Your instructions ::
Copy out lines with the word "type" from the material that follows.

===== Available records =====

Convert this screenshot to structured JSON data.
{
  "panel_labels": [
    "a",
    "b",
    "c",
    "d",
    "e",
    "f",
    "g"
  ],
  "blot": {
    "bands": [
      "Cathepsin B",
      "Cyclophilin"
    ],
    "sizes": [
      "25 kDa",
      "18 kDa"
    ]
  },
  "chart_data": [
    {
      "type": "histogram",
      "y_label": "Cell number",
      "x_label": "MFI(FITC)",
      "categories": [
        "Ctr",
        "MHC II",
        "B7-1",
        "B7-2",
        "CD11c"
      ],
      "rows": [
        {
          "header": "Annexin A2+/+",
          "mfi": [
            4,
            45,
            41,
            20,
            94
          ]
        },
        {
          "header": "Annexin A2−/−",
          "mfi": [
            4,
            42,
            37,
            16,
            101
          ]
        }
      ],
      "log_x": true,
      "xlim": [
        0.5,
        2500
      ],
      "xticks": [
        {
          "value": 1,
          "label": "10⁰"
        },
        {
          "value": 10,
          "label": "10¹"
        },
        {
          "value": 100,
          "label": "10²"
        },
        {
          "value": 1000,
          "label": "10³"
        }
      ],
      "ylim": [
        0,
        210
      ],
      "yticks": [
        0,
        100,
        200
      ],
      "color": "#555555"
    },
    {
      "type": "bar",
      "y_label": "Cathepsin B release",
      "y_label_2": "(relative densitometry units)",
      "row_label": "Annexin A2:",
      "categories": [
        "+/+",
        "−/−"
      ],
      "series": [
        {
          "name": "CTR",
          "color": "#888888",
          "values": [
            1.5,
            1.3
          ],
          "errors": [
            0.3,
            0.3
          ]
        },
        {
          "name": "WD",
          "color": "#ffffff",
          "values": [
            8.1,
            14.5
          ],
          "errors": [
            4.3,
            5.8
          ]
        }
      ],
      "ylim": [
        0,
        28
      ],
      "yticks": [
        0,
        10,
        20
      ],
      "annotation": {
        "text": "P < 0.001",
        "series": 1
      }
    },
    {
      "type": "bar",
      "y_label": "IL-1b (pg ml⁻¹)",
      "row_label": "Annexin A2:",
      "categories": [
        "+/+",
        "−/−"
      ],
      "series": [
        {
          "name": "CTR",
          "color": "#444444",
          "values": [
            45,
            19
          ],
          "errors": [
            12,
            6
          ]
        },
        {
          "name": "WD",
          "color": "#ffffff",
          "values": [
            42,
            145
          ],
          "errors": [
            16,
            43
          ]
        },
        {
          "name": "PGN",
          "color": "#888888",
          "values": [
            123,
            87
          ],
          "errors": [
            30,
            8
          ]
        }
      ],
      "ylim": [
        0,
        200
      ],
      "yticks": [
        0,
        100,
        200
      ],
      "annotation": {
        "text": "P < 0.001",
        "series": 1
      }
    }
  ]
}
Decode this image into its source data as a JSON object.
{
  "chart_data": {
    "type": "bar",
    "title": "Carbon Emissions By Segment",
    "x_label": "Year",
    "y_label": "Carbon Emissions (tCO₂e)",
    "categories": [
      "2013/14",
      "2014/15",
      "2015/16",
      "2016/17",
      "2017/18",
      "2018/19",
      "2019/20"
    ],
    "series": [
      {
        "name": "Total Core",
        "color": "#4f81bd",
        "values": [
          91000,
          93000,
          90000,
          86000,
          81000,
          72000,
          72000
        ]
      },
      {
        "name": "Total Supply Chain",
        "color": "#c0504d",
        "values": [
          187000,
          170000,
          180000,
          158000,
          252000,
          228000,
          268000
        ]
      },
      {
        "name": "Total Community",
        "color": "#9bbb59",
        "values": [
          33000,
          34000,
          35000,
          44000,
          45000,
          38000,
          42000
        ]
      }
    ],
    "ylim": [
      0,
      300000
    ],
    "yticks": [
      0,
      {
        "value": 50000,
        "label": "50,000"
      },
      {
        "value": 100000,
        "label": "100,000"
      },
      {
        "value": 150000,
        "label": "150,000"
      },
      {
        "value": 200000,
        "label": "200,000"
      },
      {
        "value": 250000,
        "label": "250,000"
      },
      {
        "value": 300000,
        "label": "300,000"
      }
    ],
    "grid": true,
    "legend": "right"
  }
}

=====

Result ::
      "type": "histogram",
      "type": "bar",
      "type": "bar",
    "type": "bar",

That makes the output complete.